- _DIRECTION_
Which lines below contain the string "subtitle", with case taken into account? Pick out each of those lines and copy it.

(Dataset rows)
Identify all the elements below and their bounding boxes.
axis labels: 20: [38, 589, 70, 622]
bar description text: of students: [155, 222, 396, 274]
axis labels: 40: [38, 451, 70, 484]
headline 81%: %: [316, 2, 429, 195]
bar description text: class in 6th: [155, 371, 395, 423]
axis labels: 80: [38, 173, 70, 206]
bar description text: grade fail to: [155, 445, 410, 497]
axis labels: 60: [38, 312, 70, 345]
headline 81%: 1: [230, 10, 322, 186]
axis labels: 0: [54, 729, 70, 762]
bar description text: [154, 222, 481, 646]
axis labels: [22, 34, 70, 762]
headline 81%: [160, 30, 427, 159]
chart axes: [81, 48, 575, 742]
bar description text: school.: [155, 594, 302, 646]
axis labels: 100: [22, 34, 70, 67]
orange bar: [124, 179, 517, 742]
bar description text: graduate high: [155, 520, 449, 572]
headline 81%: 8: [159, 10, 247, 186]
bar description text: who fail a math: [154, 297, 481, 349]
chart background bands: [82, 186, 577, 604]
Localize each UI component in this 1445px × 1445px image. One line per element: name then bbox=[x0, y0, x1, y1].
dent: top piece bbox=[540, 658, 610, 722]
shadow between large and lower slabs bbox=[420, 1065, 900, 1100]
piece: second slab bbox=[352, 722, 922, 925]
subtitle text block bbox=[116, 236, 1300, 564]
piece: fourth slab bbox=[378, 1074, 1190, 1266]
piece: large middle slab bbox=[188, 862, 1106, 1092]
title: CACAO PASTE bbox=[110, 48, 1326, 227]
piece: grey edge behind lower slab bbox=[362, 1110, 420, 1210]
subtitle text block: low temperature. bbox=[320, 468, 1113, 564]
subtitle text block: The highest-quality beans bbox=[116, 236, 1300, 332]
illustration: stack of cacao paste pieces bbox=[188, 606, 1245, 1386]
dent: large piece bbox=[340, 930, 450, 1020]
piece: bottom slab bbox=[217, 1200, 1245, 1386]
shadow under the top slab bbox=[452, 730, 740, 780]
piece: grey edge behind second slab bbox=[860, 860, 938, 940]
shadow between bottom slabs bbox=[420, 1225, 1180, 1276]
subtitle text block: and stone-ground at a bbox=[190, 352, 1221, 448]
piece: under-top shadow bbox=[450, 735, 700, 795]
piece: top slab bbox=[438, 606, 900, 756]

- _FINAL RESULT_
subtitle text block bbox=[116, 236, 1300, 564]
subtitle text block: low temperature. bbox=[320, 468, 1113, 564]
subtitle text block: The highest-quality beans bbox=[116, 236, 1300, 332]
subtitle text block: and stone-ground at a bbox=[190, 352, 1221, 448]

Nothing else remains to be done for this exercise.